Repeat every record below exactly, leaving out the pictures.

Dataset listings of figures:
_ _ _ _
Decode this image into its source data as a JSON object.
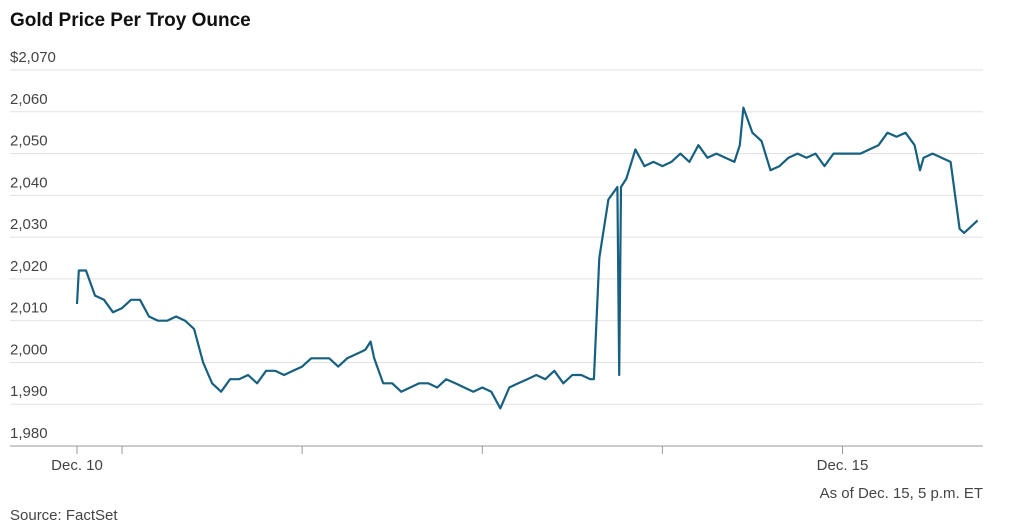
{
  "chart_data": {
    "type": "line",
    "title": "Gold Price Per Troy Ounce",
    "note": "As of Dec. 15, 5 p.m. ET",
    "source": "Source: FactSet",
    "grid": true,
    "xlim": [
      10.75,
      15.78
    ],
    "xticks": [
      {
        "value": 10.75,
        "label": "Dec. 10"
      },
      {
        "value": 15,
        "label": "Dec. 15"
      }
    ],
    "minor_xticks": [
      11,
      12,
      13,
      14
    ],
    "ylim": [
      1980,
      2070
    ],
    "yticks": [
      {
        "value": 1980,
        "label": "1,980"
      },
      {
        "value": 1990,
        "label": "1,990"
      },
      {
        "value": 2000,
        "label": "2,000"
      },
      {
        "value": 2010,
        "label": "2,010"
      },
      {
        "value": 2020,
        "label": "2,020"
      },
      {
        "value": 2030,
        "label": "2,030"
      },
      {
        "value": 2040,
        "label": "2,040"
      },
      {
        "value": 2050,
        "label": "2,050"
      },
      {
        "value": 2060,
        "label": "2,060"
      },
      {
        "value": 2070,
        "label": "$2,070"
      }
    ],
    "x": [
      10.75,
      10.76,
      10.8,
      10.85,
      10.9,
      10.95,
      11.0,
      11.05,
      11.1,
      11.15,
      11.2,
      11.25,
      11.3,
      11.35,
      11.4,
      11.45,
      11.5,
      11.55,
      11.6,
      11.65,
      11.7,
      11.75,
      11.8,
      11.85,
      11.9,
      11.95,
      12.0,
      12.05,
      12.1,
      12.15,
      12.2,
      12.25,
      12.3,
      12.35,
      12.38,
      12.4,
      12.45,
      12.5,
      12.55,
      12.6,
      12.65,
      12.7,
      12.75,
      12.8,
      12.85,
      12.9,
      12.95,
      13.0,
      13.05,
      13.1,
      13.15,
      13.2,
      13.25,
      13.3,
      13.35,
      13.4,
      13.45,
      13.5,
      13.55,
      13.6,
      13.62,
      13.65,
      13.7,
      13.75,
      13.76,
      13.77,
      13.8,
      13.85,
      13.9,
      13.95,
      14.0,
      14.05,
      14.1,
      14.15,
      14.2,
      14.25,
      14.3,
      14.35,
      14.4,
      14.43,
      14.45,
      14.5,
      14.55,
      14.6,
      14.65,
      14.7,
      14.75,
      14.8,
      14.85,
      14.9,
      14.95,
      15.0,
      15.05,
      15.1,
      15.15,
      15.2,
      15.25,
      15.3,
      15.35,
      15.4,
      15.43,
      15.45,
      15.5,
      15.55,
      15.6,
      15.65,
      15.675,
      15.7,
      15.75
    ],
    "series": [
      {
        "name": "Gold",
        "color": "#17607f",
        "values": [
          2014,
          2022,
          2022,
          2016,
          2015,
          2012,
          2013,
          2015,
          2015,
          2011,
          2010,
          2010,
          2011,
          2010,
          2008,
          2000,
          1995,
          1993,
          1996,
          1996,
          1997,
          1995,
          1998,
          1998,
          1997,
          1998,
          1999,
          2001,
          2001,
          2001,
          1999,
          2001,
          2002,
          2003,
          2005,
          2001,
          1995,
          1995,
          1993,
          1994,
          1995,
          1995,
          1994,
          1996,
          1995,
          1994,
          1993,
          1994,
          1993,
          1989,
          1994,
          1995,
          1996,
          1997,
          1996,
          1998,
          1995,
          1997,
          1997,
          1996,
          1996,
          2025,
          2039,
          2042,
          1997,
          2042,
          2044,
          2051,
          2047,
          2048,
          2047,
          2048,
          2050,
          2048,
          2052,
          2049,
          2050,
          2049,
          2048,
          2052,
          2061,
          2055,
          2053,
          2046,
          2047,
          2049,
          2050,
          2049,
          2050,
          2047,
          2050,
          2050,
          2050,
          2050,
          2051,
          2052,
          2055,
          2054,
          2055,
          2052,
          2046,
          2049,
          2050,
          2049,
          2048,
          2032,
          2031,
          2032,
          2034
        ]
      }
    ]
  }
}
_ _ _ _
* [Exercise response]
Decode this image into its source data as a JSON object.
{
  "chart_data": {
    "type": "line",
    "title": "Gold Price Per Troy Ounce",
    "note": "As of Dec. 15, 5 p.m. ET",
    "source": "Source: FactSet",
    "grid": true,
    "xlim": [
      10.75,
      15.78
    ],
    "xticks": [
      {
        "value": 10.75,
        "label": "Dec. 10"
      },
      {
        "value": 15,
        "label": "Dec. 15"
      }
    ],
    "minor_xticks": [
      11,
      12,
      13,
      14
    ],
    "ylim": [
      1980,
      2070
    ],
    "yticks": [
      {
        "value": 1980,
        "label": "1,980"
      },
      {
        "value": 1990,
        "label": "1,990"
      },
      {
        "value": 2000,
        "label": "2,000"
      },
      {
        "value": 2010,
        "label": "2,010"
      },
      {
        "value": 2020,
        "label": "2,020"
      },
      {
        "value": 2030,
        "label": "2,030"
      },
      {
        "value": 2040,
        "label": "2,040"
      },
      {
        "value": 2050,
        "label": "2,050"
      },
      {
        "value": 2060,
        "label": "2,060"
      },
      {
        "value": 2070,
        "label": "$2,070"
      }
    ],
    "x": [
      10.75,
      10.76,
      10.8,
      10.85,
      10.9,
      10.95,
      11.0,
      11.05,
      11.1,
      11.15,
      11.2,
      11.25,
      11.3,
      11.35,
      11.4,
      11.45,
      11.5,
      11.55,
      11.6,
      11.65,
      11.7,
      11.75,
      11.8,
      11.85,
      11.9,
      11.95,
      12.0,
      12.05,
      12.1,
      12.15,
      12.2,
      12.25,
      12.3,
      12.35,
      12.38,
      12.4,
      12.45,
      12.5,
      12.55,
      12.6,
      12.65,
      12.7,
      12.75,
      12.8,
      12.85,
      12.9,
      12.95,
      13.0,
      13.05,
      13.1,
      13.15,
      13.2,
      13.25,
      13.3,
      13.35,
      13.4,
      13.45,
      13.5,
      13.55,
      13.6,
      13.62,
      13.65,
      13.7,
      13.75,
      13.76,
      13.77,
      13.8,
      13.85,
      13.9,
      13.95,
      14.0,
      14.05,
      14.1,
      14.15,
      14.2,
      14.25,
      14.3,
      14.35,
      14.4,
      14.43,
      14.45,
      14.5,
      14.55,
      14.6,
      14.65,
      14.7,
      14.75,
      14.8,
      14.85,
      14.9,
      14.95,
      15.0,
      15.05,
      15.1,
      15.15,
      15.2,
      15.25,
      15.3,
      15.35,
      15.4,
      15.43,
      15.45,
      15.5,
      15.55,
      15.6,
      15.65,
      15.675,
      15.7,
      15.75
    ],
    "series": [
      {
        "name": "Gold",
        "color": "#17607f",
        "values": [
          2014,
          2022,
          2022,
          2016,
          2015,
          2012,
          2013,
          2015,
          2015,
          2011,
          2010,
          2010,
          2011,
          2010,
          2008,
          2000,
          1995,
          1993,
          1996,
          1996,
          1997,
          1995,
          1998,
          1998,
          1997,
          1998,
          1999,
          2001,
          2001,
          2001,
          1999,
          2001,
          2002,
          2003,
          2005,
          2001,
          1995,
          1995,
          1993,
          1994,
          1995,
          1995,
          1994,
          1996,
          1995,
          1994,
          1993,
          1994,
          1993,
          1989,
          1994,
          1995,
          1996,
          1997,
          1996,
          1998,
          1995,
          1997,
          1997,
          1996,
          1996,
          2025,
          2039,
          2042,
          1997,
          2042,
          2044,
          2051,
          2047,
          2048,
          2047,
          2048,
          2050,
          2048,
          2052,
          2049,
          2050,
          2049,
          2048,
          2052,
          2061,
          2055,
          2053,
          2046,
          2047,
          2049,
          2050,
          2049,
          2050,
          2047,
          2050,
          2050,
          2050,
          2050,
          2051,
          2052,
          2055,
          2054,
          2055,
          2052,
          2046,
          2049,
          2050,
          2049,
          2048,
          2032,
          2031,
          2032,
          2034
        ]
      }
    ]
  }
}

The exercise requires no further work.